PASSAGE SHOWN =>
In the hit HBO show Succession, billionaire Connor Roy—the eldest child of fictional media tycoon Logan Roy—decides he wants to run for president.
Roy has no experience in politics, no real constituency, but, in the campaign's closing days, has managed to reach one percent in the polls. It's nowhere near what he needs to win, but good enough to ensure himself the ear of candidates who need his one percent more than he does. "Both sides are trying to squeeze my percent," he laments to family members in season 4, episode 1. "[...] the hope is I would maintain my percent."
No Labels, a centrist, non-profit organization based in Washington, D.C., wants to be the upcoming presidential cycle's Connor Roy.
Once relegated to the halls of Congress, No Labels has been setting its sights beyond bridge-building on Capitol Hill to larger quarry, hoping to repair a national environment they believe is no longer sustainable. Earlier this month, the Washington Post reported the organization had amassed a $70 million war chest in what the organization described as an effort to give a voice to hundreds of thousands of Americans they say feel unrepresented by either major party in Congress.
"For some reason, we, as a country, have just decided we should settle for this from our politics," Ryan Clancy, chief strategist for No Labels, told Newsweek in an interview. "A type of politics that is defined by fear and hatred of our neighbors and kind of a lowest common denominator set of choices. We can do better. We really think we can do better. And we know the public feels that way because they're telling us that right now, but nobody's listening to them."
And they threaten to win a whole lot more than one percent.
Like Ralph Nader's 2.74 percent in 2000 or millionaire independent Ross Perot's improbable 19 percent performance in 1992, No Labels' bipartisan unity ticket has the potential to capture wide swaths of voters from both parties, building a coalition of disaffected independents and moderates large enough to upend the 2024 election. According to internal numbers provided to Newsweek, some 69 percent of registered voters don't want Joe Biden to run for president in 2024, while 62 percent don't want Donald Trump to run. More recent polls show an even greater share of Americans who don't want a 2020 rematch.

And No Labels is already setting itself up to provide an alternative. As of April 27, the party has secured ballot access in the states of Alaska, Arizona, Colorado, and Oregon, with plans to make inroads in the other 46.
They have recognizable names—former Maryland Republican Larry Hogan, West Virginia Democrat Joe Manchin—flirting with potentially joining them on the ticket. Others to work with the group include former Hawaii Congresswoman Tulsi Gabbard and Democratic Presidential candidate Marianne Williamson.
With mainstream support in-pocket, some are already pondering whether they could mount a credible bid for voters' support in 2024.
Polling already shows they could.
An Unprecedented Appetite
According to a Suffolk University/USA Today poll from last summer, 60 percent of voters say the nation's two major political parties fail to adequately represent their views, and believe the United States needs a third political party or multiple political parties to continue to thrive.

RAW RECORDS =>
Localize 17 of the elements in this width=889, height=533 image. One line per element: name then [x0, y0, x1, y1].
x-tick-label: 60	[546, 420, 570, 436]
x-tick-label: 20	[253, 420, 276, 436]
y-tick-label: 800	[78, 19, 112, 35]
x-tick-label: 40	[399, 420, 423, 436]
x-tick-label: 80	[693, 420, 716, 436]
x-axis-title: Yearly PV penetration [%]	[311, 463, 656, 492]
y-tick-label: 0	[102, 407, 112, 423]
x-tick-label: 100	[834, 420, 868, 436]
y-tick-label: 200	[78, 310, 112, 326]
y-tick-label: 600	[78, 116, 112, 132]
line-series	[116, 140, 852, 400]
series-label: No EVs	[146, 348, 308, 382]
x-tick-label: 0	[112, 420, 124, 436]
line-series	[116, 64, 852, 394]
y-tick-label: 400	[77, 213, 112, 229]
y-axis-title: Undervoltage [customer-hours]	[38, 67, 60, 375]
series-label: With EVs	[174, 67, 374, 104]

TASKS =>
(A) Condense the paragraph in the No Labels passage that begins "Once relegated to the halls of Congress" into two or three sentences, keeping its main facts.
(B) Resume the No Labels passage, starting right after its final sentence about the Suffolk University/USA Today poll.

RESPONSES PER TASK =>
(A) No Labels, once confined to Congress, now aims beyond bridge-building on Capitol Hill. It hopes to repair a national environment it considers unsustainable. Earlier this month, the Washington Post reported that the group had raised a $70 million war chest, which it says will give a voice to hundreds of thousands of Americans who feel unrepresented by either major party in Congress.

(B)
Of that number, 69 percent said they would want to see a third-party option on the ballot, while an eye-popping 79 percent of young voters—the demographic essential to Democrats' chances in the coming decades—said they want another option on the ballot.
No Labels sees opportunity in that demographic. Even if those numbers don't hold—59 percent of people are "open" to voting for a third-party candidate, their polling shows, if Trump or Biden were on the ticket—there's still a lot of people interested.
"The idea behind our contention—that there's a lot more unity than people think—isn't that that applies to every issue. There's a lot of issues people do disagree on strongly. They do it for a reason, because there are hard issues," said Clancy. "But there are a lot of issues where that's not the case, where there is a compromise just sitting there in plain sight. But we can't have it, because the loudest and angriest voices refuse to ever get out of the way."
And there's plenty to build on.
No Labels sees the overwhelming popularity of the bipartisan infrastructure packages passed under Biden—and the outrage it caused contained within the party's fringes—as a sign Washington can work—if people are willing to. They see data in their polling suggesting broad agreement on issues like improving the quality of American education and see the potential for a middle-ground on immigration reform. And they see fatigue with American culture wars and a desire for progress through policies unbound by the whims of party extremes.
Ultimately, No Labels has two goals, according to a policy memo provided to Newsweek: Wake up the major parties to moderate their policies or build up enough support to run a bipartisan "unity" ticket featuring one Democrat and one Republican, which No Labels believes could appeal to a wide swath of the population.
"We think there is clearly the appetite if nothing else, more so than any time in the recent or even distant past," said Clancy.
Democrats—and even some advocates of a third-party run—are terrified of the prospect.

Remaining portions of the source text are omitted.